___ Provided information ___

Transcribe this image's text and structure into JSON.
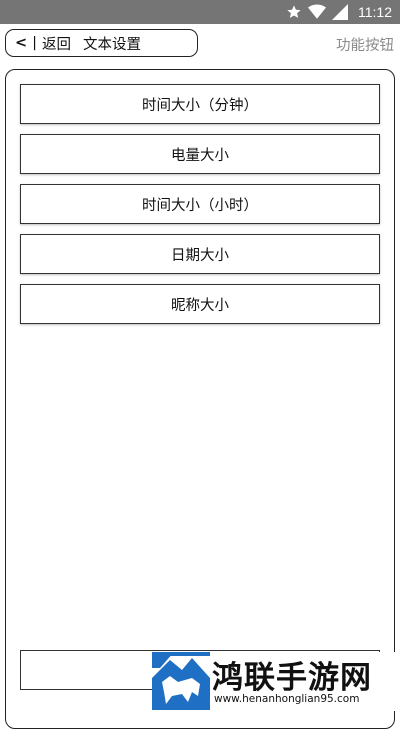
{
  "status_bar": {
    "time": "11:12",
    "icons": [
      "star-icon",
      "wifi-icon",
      "signal-icon"
    ]
  },
  "header": {
    "back_chevron": "<",
    "separator": "|",
    "back_label": "返回",
    "title": "文本设置",
    "function_button": "功能按钮"
  },
  "settings_list": {
    "items": [
      {
        "label": "时间大小（分钟）"
      },
      {
        "label": "电量大小"
      },
      {
        "label": "时间大小（小时）"
      },
      {
        "label": "日期大小"
      },
      {
        "label": "昵称大小"
      }
    ],
    "bottom_button_label": ""
  },
  "watermark": {
    "title": "鸿联手游网",
    "url": "www.henanhonglian95.com",
    "logo": "bull-mountain-logo"
  },
  "colors": {
    "status_bar": "#757575",
    "function_button_text": "#8a8a8a",
    "border": "#222222",
    "logo_blue": "#1f6fc5"
  }
}
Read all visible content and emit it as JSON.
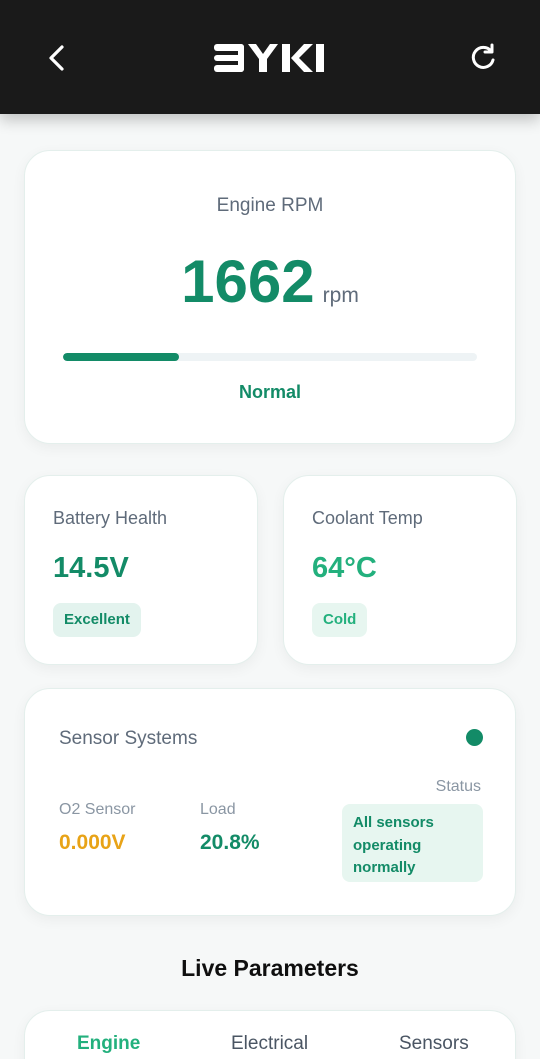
{
  "header": {
    "back_icon": "chevron-left-icon",
    "logo_text": "BYKI",
    "refresh_icon": "refresh-icon"
  },
  "rpm": {
    "title": "Engine RPM",
    "value": "1662",
    "unit": "rpm",
    "progress_fraction": 0.28,
    "status": "Normal"
  },
  "battery": {
    "title": "Battery Health",
    "value": "14.5V",
    "badge": "Excellent"
  },
  "coolant": {
    "title": "Coolant Temp",
    "value": "64°C",
    "badge": "Cold"
  },
  "sensors": {
    "title": "Sensor Systems",
    "status_label": "Status",
    "o2_label": "O2 Sensor",
    "o2_value": "0.000V",
    "load_label": "Load",
    "load_value": "20.8%",
    "status_text": "All sensors operating normally"
  },
  "live": {
    "title": "Live Parameters",
    "tabs": [
      "Engine",
      "Electrical",
      "Sensors"
    ],
    "active_tab": "Engine"
  },
  "colors": {
    "accent": "#138b67",
    "accent_light": "#23b07d",
    "warning": "#e8a317",
    "header_bg": "#1a1a1a",
    "page_bg": "#f6f8f8"
  }
}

___

Short task: All the lines above are to be reproduced exactly, except the pictures.

Task answer:
Transcribe this image's text and structure into JSON.
{
  "status_bar": {
    "time": "11:12",
    "icons": [
      "star-icon",
      "wifi-icon",
      "signal-icon"
    ]
  },
  "header": {
    "back_chevron": "<",
    "separator": "|",
    "back_label": "返回",
    "title": "文本设置",
    "function_button": "功能按钮"
  },
  "settings_list": {
    "items": [
      {
        "label": "时间大小（分钟）"
      },
      {
        "label": "电量大小"
      },
      {
        "label": "时间大小（小时）"
      },
      {
        "label": "日期大小"
      },
      {
        "label": "昵称大小"
      }
    ],
    "bottom_button_label": ""
  },
  "watermark": {
    "title": "鸿联手游网",
    "url": "www.henanhonglian95.com",
    "logo": "bull-mountain-logo"
  },
  "colors": {
    "status_bar": "#757575",
    "function_button_text": "#8a8a8a",
    "border": "#222222",
    "logo_blue": "#1f6fc5"
  }
}
Read all visible content and emit it as JSON.
{
  "header": {
    "back_icon": "chevron-left-icon",
    "logo_text": "BYKI",
    "refresh_icon": "refresh-icon"
  },
  "rpm": {
    "title": "Engine RPM",
    "value": "1662",
    "unit": "rpm",
    "progress_fraction": 0.28,
    "status": "Normal"
  },
  "battery": {
    "title": "Battery Health",
    "value": "14.5V",
    "badge": "Excellent"
  },
  "coolant": {
    "title": "Coolant Temp",
    "value": "64°C",
    "badge": "Cold"
  },
  "sensors": {
    "title": "Sensor Systems",
    "status_label": "Status",
    "o2_label": "O2 Sensor",
    "o2_value": "0.000V",
    "load_label": "Load",
    "load_value": "20.8%",
    "status_text": "All sensors operating normally"
  },
  "live": {
    "title": "Live Parameters",
    "tabs": [
      "Engine",
      "Electrical",
      "Sensors"
    ],
    "active_tab": "Engine"
  },
  "colors": {
    "accent": "#138b67",
    "accent_light": "#23b07d",
    "warning": "#e8a317",
    "header_bg": "#1a1a1a",
    "page_bg": "#f6f8f8"
  }
}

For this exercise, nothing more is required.